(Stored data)
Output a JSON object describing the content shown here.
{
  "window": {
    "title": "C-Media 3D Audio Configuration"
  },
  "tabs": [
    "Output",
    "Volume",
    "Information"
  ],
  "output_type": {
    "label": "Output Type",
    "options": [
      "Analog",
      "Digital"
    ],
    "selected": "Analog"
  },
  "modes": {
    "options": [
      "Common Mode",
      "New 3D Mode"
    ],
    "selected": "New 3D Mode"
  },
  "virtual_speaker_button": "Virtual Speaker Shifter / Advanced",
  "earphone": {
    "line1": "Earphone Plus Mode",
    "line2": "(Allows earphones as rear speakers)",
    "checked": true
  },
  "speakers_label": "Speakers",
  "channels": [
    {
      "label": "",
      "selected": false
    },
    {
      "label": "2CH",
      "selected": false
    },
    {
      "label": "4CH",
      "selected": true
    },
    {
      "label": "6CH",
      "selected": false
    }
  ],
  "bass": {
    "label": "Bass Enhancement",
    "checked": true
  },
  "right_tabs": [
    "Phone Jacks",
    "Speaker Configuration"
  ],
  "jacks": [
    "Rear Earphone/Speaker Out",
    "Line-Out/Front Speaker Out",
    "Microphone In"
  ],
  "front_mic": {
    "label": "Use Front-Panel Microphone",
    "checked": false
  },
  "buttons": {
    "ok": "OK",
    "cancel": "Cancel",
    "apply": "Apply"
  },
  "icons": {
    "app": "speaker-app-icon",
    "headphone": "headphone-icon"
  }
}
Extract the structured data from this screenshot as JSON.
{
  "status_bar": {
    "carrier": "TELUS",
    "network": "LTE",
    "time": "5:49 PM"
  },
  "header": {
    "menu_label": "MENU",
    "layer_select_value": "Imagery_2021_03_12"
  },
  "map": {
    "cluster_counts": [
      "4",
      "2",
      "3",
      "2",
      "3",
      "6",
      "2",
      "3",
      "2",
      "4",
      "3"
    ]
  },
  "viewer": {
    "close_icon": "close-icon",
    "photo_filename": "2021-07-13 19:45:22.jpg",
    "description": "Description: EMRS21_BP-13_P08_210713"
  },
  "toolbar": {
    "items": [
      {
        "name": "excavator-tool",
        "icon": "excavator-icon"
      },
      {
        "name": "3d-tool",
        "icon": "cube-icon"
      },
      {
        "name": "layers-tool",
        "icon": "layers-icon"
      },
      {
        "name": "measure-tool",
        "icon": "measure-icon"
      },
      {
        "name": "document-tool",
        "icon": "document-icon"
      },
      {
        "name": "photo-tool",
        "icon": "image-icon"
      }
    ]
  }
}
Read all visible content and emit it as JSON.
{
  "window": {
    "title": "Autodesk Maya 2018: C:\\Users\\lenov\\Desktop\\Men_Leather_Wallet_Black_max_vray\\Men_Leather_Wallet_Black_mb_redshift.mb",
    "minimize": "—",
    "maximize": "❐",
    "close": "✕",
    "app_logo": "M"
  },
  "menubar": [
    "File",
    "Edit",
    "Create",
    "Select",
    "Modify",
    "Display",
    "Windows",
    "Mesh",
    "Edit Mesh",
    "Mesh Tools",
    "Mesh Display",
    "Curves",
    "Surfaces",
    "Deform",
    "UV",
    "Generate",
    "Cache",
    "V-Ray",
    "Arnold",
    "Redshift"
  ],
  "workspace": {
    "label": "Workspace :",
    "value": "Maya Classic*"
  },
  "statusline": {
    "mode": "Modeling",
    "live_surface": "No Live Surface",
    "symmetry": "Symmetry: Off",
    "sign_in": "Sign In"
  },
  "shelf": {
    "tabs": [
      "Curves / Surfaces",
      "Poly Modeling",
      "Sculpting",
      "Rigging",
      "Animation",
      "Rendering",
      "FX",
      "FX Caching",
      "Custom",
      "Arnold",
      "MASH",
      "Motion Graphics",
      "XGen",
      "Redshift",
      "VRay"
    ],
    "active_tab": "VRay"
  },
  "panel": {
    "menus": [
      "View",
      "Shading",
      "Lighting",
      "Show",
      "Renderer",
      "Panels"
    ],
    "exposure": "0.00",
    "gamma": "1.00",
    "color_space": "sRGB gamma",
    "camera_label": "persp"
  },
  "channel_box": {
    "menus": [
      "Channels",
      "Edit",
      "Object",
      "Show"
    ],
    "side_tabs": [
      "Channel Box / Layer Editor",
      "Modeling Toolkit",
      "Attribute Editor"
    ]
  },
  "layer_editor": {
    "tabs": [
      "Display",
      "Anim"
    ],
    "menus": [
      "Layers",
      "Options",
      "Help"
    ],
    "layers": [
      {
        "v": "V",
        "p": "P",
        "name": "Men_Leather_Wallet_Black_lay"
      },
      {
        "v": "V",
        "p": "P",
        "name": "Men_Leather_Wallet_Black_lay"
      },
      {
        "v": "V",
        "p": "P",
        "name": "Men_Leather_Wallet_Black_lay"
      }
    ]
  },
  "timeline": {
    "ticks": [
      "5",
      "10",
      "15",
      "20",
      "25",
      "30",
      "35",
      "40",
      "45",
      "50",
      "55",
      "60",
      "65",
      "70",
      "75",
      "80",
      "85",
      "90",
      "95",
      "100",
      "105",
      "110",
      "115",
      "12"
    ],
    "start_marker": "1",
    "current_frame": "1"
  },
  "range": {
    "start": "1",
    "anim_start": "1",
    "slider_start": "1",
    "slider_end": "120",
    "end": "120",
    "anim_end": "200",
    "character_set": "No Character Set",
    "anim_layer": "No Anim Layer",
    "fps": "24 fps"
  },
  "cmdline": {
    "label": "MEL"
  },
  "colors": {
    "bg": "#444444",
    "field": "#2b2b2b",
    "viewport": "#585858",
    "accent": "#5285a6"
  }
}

WHAT THE TASK ASKS: Retype the data in full and match it exactly.

EXERCISE RESULT:
Output a JSON object describing the content shown here.
{
  "window": {
    "title": "C-Media 3D Audio Configuration"
  },
  "tabs": [
    "Output",
    "Volume",
    "Information"
  ],
  "output_type": {
    "label": "Output Type",
    "options": [
      "Analog",
      "Digital"
    ],
    "selected": "Analog"
  },
  "modes": {
    "options": [
      "Common Mode",
      "New 3D Mode"
    ],
    "selected": "New 3D Mode"
  },
  "virtual_speaker_button": "Virtual Speaker Shifter / Advanced",
  "earphone": {
    "line1": "Earphone Plus Mode",
    "line2": "(Allows earphones as rear speakers)",
    "checked": true
  },
  "speakers_label": "Speakers",
  "channels": [
    {
      "label": "",
      "selected": false
    },
    {
      "label": "2CH",
      "selected": false
    },
    {
      "label": "4CH",
      "selected": true
    },
    {
      "label": "6CH",
      "selected": false
    }
  ],
  "bass": {
    "label": "Bass Enhancement",
    "checked": true
  },
  "right_tabs": [
    "Phone Jacks",
    "Speaker Configuration"
  ],
  "jacks": [
    "Rear Earphone/Speaker Out",
    "Line-Out/Front Speaker Out",
    "Microphone In"
  ],
  "front_mic": {
    "label": "Use Front-Panel Microphone",
    "checked": false
  },
  "buttons": {
    "ok": "OK",
    "cancel": "Cancel",
    "apply": "Apply"
  },
  "icons": {
    "app": "speaker-app-icon",
    "headphone": "headphone-icon"
  }
}
Extract the structured data from this screenshot as JSON.
{
  "status_bar": {
    "carrier": "TELUS",
    "network": "LTE",
    "time": "5:49 PM"
  },
  "header": {
    "menu_label": "MENU",
    "layer_select_value": "Imagery_2021_03_12"
  },
  "map": {
    "cluster_counts": [
      "4",
      "2",
      "3",
      "2",
      "3",
      "6",
      "2",
      "3",
      "2",
      "4",
      "3"
    ]
  },
  "viewer": {
    "close_icon": "close-icon",
    "photo_filename": "2021-07-13 19:45:22.jpg",
    "description": "Description: EMRS21_BP-13_P08_210713"
  },
  "toolbar": {
    "items": [
      {
        "name": "excavator-tool",
        "icon": "excavator-icon"
      },
      {
        "name": "3d-tool",
        "icon": "cube-icon"
      },
      {
        "name": "layers-tool",
        "icon": "layers-icon"
      },
      {
        "name": "measure-tool",
        "icon": "measure-icon"
      },
      {
        "name": "document-tool",
        "icon": "document-icon"
      },
      {
        "name": "photo-tool",
        "icon": "image-icon"
      }
    ]
  }
}
Read all visible content and emit it as JSON.
{
  "window": {
    "title": "Autodesk Maya 2018: C:\\Users\\lenov\\Desktop\\Men_Leather_Wallet_Black_max_vray\\Men_Leather_Wallet_Black_mb_redshift.mb",
    "minimize": "—",
    "maximize": "❐",
    "close": "✕",
    "app_logo": "M"
  },
  "menubar": [
    "File",
    "Edit",
    "Create",
    "Select",
    "Modify",
    "Display",
    "Windows",
    "Mesh",
    "Edit Mesh",
    "Mesh Tools",
    "Mesh Display",
    "Curves",
    "Surfaces",
    "Deform",
    "UV",
    "Generate",
    "Cache",
    "V-Ray",
    "Arnold",
    "Redshift"
  ],
  "workspace": {
    "label": "Workspace :",
    "value": "Maya Classic*"
  },
  "statusline": {
    "mode": "Modeling",
    "live_surface": "No Live Surface",
    "symmetry": "Symmetry: Off",
    "sign_in": "Sign In"
  },
  "shelf": {
    "tabs": [
      "Curves / Surfaces",
      "Poly Modeling",
      "Sculpting",
      "Rigging",
      "Animation",
      "Rendering",
      "FX",
      "FX Caching",
      "Custom",
      "Arnold",
      "MASH",
      "Motion Graphics",
      "XGen",
      "Redshift",
      "VRay"
    ],
    "active_tab": "VRay"
  },
  "panel": {
    "menus": [
      "View",
      "Shading",
      "Lighting",
      "Show",
      "Renderer",
      "Panels"
    ],
    "exposure": "0.00",
    "gamma": "1.00",
    "color_space": "sRGB gamma",
    "camera_label": "persp"
  },
  "channel_box": {
    "menus": [
      "Channels",
      "Edit",
      "Object",
      "Show"
    ],
    "side_tabs": [
      "Channel Box / Layer Editor",
      "Modeling Toolkit",
      "Attribute Editor"
    ]
  },
  "layer_editor": {
    "tabs": [
      "Display",
      "Anim"
    ],
    "menus": [
      "Layers",
      "Options",
      "Help"
    ],
    "layers": [
      {
        "v": "V",
        "p": "P",
        "name": "Men_Leather_Wallet_Black_lay"
      },
      {
        "v": "V",
        "p": "P",
        "name": "Men_Leather_Wallet_Black_lay"
      },
      {
        "v": "V",
        "p": "P",
        "name": "Men_Leather_Wallet_Black_lay"
      }
    ]
  },
  "timeline": {
    "ticks": [
      "5",
      "10",
      "15",
      "20",
      "25",
      "30",
      "35",
      "40",
      "45",
      "50",
      "55",
      "60",
      "65",
      "70",
      "75",
      "80",
      "85",
      "90",
      "95",
      "100",
      "105",
      "110",
      "115",
      "12"
    ],
    "start_marker": "1",
    "current_frame": "1"
  },
  "range": {
    "start": "1",
    "anim_start": "1",
    "slider_start": "1",
    "slider_end": "120",
    "end": "120",
    "anim_end": "200",
    "character_set": "No Character Set",
    "anim_layer": "No Anim Layer",
    "fps": "24 fps"
  },
  "cmdline": {
    "label": "MEL"
  },
  "colors": {
    "bg": "#444444",
    "field": "#2b2b2b",
    "viewport": "#585858",
    "accent": "#5285a6"
  }
}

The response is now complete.